Items from a data source
******

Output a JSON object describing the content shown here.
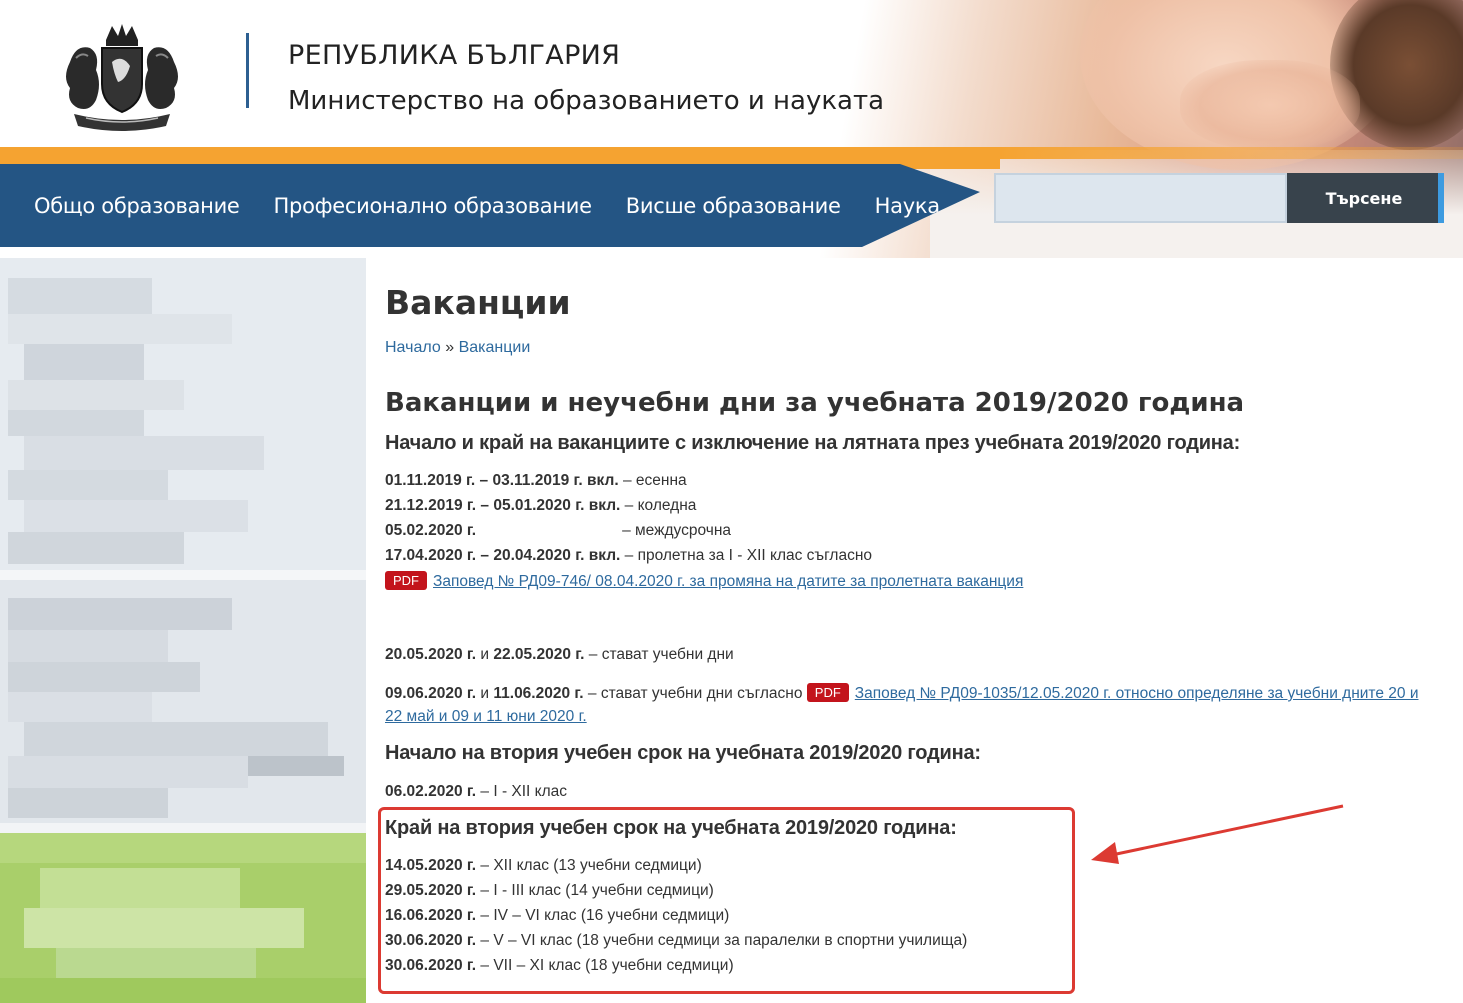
{
  "header": {
    "country": "РЕПУБЛИКА БЪЛГАРИЯ",
    "ministry": "Министерство на образованието и науката"
  },
  "nav": {
    "items": [
      {
        "label": "Общо образование"
      },
      {
        "label": "Професионално образование"
      },
      {
        "label": "Висше образование"
      },
      {
        "label": "Наука"
      }
    ]
  },
  "search": {
    "value": "",
    "button_label": "Търсене"
  },
  "page": {
    "title": "Ваканции",
    "breadcrumb": {
      "home": "Начало",
      "separator": "»",
      "current": "Ваканции"
    },
    "section_title": "Ваканции и неучебни дни за учебната 2019/2020 година",
    "block1": {
      "heading": "Начало и край на ваканциите с изключение на лятната през учебната 2019/2020 година:",
      "rows": [
        {
          "date": "01.11.2019 г. – 03.11.2019 г. вкл.",
          "text": " – есенна"
        },
        {
          "date": "21.12.2019 г. – 05.01.2020 г. вкл.",
          "text": " – коледна"
        },
        {
          "date": "05.02.2020 г.",
          "text": "– междусрочна"
        },
        {
          "date": "17.04.2020 г. – 20.04.2020 г. вкл.",
          "text": " – пролетна за I - XII клас съгласно"
        }
      ],
      "pdf_label": "PDF",
      "order_link": "Заповед № РД09-746/ 08.04.2020 г. за промяна на датите за пролетната ваканция"
    },
    "study_days": {
      "row1_date_a": "20.05.2020 г.",
      "row1_and": " и ",
      "row1_date_b": "22.05.2020 г.",
      "row1_text": " – стават учебни дни",
      "row2_date_a": "09.06.2020 г.",
      "row2_and": " и ",
      "row2_date_b": "11.06.2020 г.",
      "row2_text": " – стават учебни дни  съгласно ",
      "pdf_label": "PDF",
      "order_link_line1": "Заповед № РД09-1035/12.05.2020 г. относно определяне за учебни дните 20 и",
      "order_link_line2": "22 май и 09 и 11 юни 2020 г."
    },
    "block2": {
      "heading": "Начало на втория учебен срок на учебната 2019/2020 година:",
      "date": "06.02.2020 г.",
      "text": " – I - XII клас"
    },
    "block3": {
      "heading": "Край на втория учебен срок на учебната 2019/2020 година:",
      "rows": [
        {
          "date": "14.05.2020 г.",
          "text": " – XII клас (13 учебни седмици)"
        },
        {
          "date": "29.05.2020 г.",
          "text": " – I - III клас (14 учебни седмици)"
        },
        {
          "date": "16.06.2020 г.",
          "text": " – IV – VI клас (16 учебни седмици)"
        },
        {
          "date": "30.06.2020 г.",
          "text": " – V – VI клас (18 учебни седмици за паралелки в спортни училища)"
        },
        {
          "date": "30.06.2020 г.",
          "text": " – VII – XI клас (18 учебни седмици)"
        }
      ]
    }
  },
  "colors": {
    "nav_blue": "#245584",
    "orange": "#f5a331",
    "link": "#2e6a9e",
    "pdf_red": "#c3141c",
    "highlight": "#dc3a32"
  }
}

******

Provide the number of lines in the data above that contain the string "година", and nothing else.

:: Solution to the exercise ::
4